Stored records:

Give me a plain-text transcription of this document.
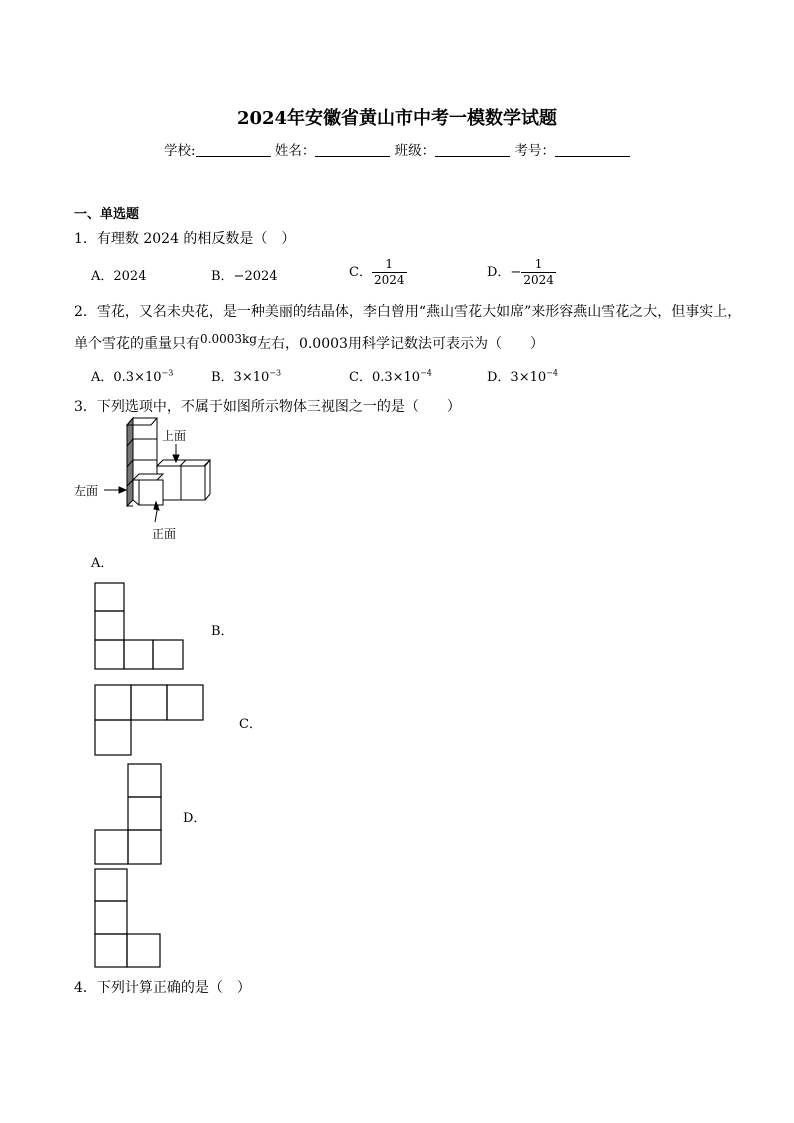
2024年安徽省黄山市中考一模数学试题
学校:	姓名：	班级：	考号：
一、单选题
1．有理数 2024 的相反数是（　）
A．2024	B．−2024	C． $\frac{1}{2024}$	D．− $\frac{1}{2024}$
2．雪花，又名未央花，是一种美丽的结晶体，李白曾用“燕山雪花大如席”来形容燕山雪花之大，但事实上，
单个雪花的重量只有0.0003kg左右，0.0003用科学记数法可表示为（　　）
A．$0.3\times 10^{-3}$	B．$3\times 10^{-3}$	C．$0.3\times 10^{-4}$	D．$3\times 10^{-4}$
3．下列选项中，不属于如图所示物体三视图之一的是（　　）
上面
左面
正面
A．
B．
C．
D．
4．下列计算正确的是（　）
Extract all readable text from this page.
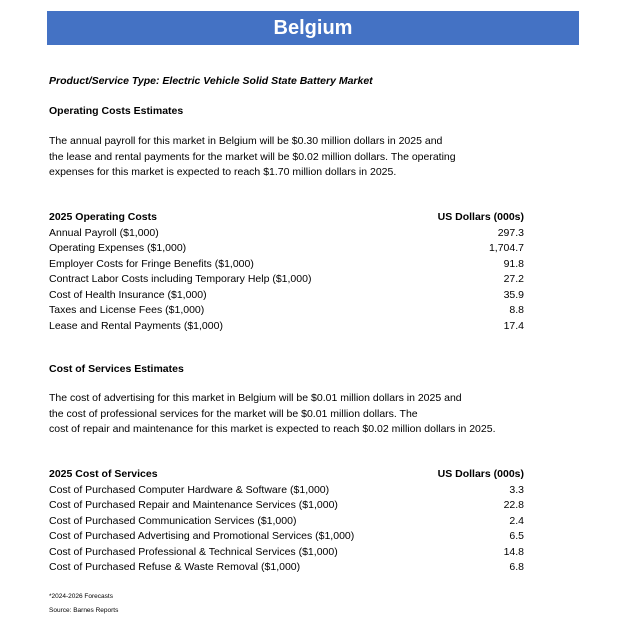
Belgium
Product/Service Type: Electric Vehicle Solid State Battery Market
Operating Costs Estimates
The annual payroll for this market in Belgium will be $0.30 million dollars in 2025 and
the lease and rental payments for the market will be $0.02 million dollars. The operating
expenses for this market is expected to reach $1.70 million dollars in 2025.
2025 Operating Costs	US Dollars (000s)
Annual Payroll ($1,000)	297.3
Operating Expenses ($1,000)	1,704.7
Employer Costs for Fringe Benefits ($1,000)	91.8
Contract Labor Costs including Temporary Help ($1,000)	27.2
Cost of Health Insurance ($1,000)	35.9
Taxes and License Fees ($1,000)	8.8
Lease and Rental Payments ($1,000)	17.4
Cost of Services Estimates
The cost of advertising for this market in Belgium will be $0.01 million dollars in 2025 and
the cost of professional services for the market will be $0.01 million dollars. The
cost of repair and maintenance for this market is expected to reach $0.02 million dollars in 2025.
2025 Cost of Services	US Dollars (000s)
Cost of Purchased Computer Hardware & Software ($1,000)	3.3
Cost of Purchased Repair and Maintenance Services ($1,000)	22.8
Cost of Purchased Communication Services ($1,000)	2.4
Cost of Purchased Advertising and Promotional Services ($1,000)	6.5
Cost of Purchased Professional & Technical Services ($1,000)	14.8
Cost of Purchased Refuse & Waste Removal ($1,000)	6.8
*2024-2026 Forecasts
Source: Barnes Reports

DESCRIPTION OF THE TASK - Search the entries for the string "this" and collect each line that has it.

FINISHED ANSWER -
Give me a plain-text transcription of this document.
Extract all readable text from this page.
The annual payroll for this market in Belgium will be $0.30 million dollars in 2025 and
expenses for this market is expected to reach $1.70 million dollars in 2025.
The cost of advertising for this market in Belgium will be $0.01 million dollars in 2025 and
cost of repair and maintenance for this market is expected to reach $0.02 million dollars in 2025.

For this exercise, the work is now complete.